[Source records]
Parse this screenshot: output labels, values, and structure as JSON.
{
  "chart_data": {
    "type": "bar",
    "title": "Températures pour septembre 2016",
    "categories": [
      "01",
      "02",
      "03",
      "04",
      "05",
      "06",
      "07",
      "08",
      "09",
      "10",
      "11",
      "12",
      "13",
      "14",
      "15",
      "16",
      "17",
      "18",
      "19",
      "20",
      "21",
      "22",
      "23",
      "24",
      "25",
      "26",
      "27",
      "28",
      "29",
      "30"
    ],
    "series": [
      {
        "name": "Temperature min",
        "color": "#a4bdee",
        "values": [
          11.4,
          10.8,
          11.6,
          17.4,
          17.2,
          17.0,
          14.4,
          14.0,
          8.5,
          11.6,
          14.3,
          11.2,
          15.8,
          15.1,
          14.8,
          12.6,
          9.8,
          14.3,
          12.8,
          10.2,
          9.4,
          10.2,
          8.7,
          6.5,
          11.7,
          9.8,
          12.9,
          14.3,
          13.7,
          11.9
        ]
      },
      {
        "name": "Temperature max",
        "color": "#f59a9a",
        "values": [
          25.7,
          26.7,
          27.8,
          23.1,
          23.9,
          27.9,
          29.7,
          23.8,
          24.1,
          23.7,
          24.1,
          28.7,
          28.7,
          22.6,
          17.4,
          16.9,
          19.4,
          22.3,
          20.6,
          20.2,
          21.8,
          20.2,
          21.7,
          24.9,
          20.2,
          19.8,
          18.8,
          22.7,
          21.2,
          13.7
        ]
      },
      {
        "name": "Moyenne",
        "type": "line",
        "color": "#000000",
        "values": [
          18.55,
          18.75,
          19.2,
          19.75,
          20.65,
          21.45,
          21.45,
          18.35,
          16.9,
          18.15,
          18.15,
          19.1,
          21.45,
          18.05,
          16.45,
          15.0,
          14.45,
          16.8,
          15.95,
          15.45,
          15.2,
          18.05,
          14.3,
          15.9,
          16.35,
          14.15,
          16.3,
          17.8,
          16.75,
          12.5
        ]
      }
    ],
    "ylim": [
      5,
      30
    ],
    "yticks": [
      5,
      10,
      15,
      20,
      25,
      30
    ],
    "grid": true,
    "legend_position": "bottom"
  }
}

* * *

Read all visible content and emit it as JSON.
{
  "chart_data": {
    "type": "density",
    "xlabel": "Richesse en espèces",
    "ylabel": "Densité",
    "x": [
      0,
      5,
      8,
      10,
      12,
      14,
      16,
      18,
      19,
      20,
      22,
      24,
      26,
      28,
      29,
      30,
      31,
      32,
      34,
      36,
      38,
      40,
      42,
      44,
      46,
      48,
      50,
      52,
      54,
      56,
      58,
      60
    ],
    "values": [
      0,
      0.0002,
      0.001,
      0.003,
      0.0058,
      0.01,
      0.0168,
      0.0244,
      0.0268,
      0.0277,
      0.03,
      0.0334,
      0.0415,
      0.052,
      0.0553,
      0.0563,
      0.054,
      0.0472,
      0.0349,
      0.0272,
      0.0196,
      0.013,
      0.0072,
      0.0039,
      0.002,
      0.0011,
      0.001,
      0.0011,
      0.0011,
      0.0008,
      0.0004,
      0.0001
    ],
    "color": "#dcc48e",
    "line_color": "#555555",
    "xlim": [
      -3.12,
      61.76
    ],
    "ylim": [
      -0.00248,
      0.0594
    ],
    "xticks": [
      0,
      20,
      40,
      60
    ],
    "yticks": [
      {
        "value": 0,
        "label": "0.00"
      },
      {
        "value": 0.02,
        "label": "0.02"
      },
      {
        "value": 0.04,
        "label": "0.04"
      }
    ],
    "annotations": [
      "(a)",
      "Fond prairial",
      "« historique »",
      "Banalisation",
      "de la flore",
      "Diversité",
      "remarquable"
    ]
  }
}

PROBLEM REQUIREMENTS:
Determine how many lines of the listing above include the word "name", and report that number only.

EXERCISE SOLUTION:
3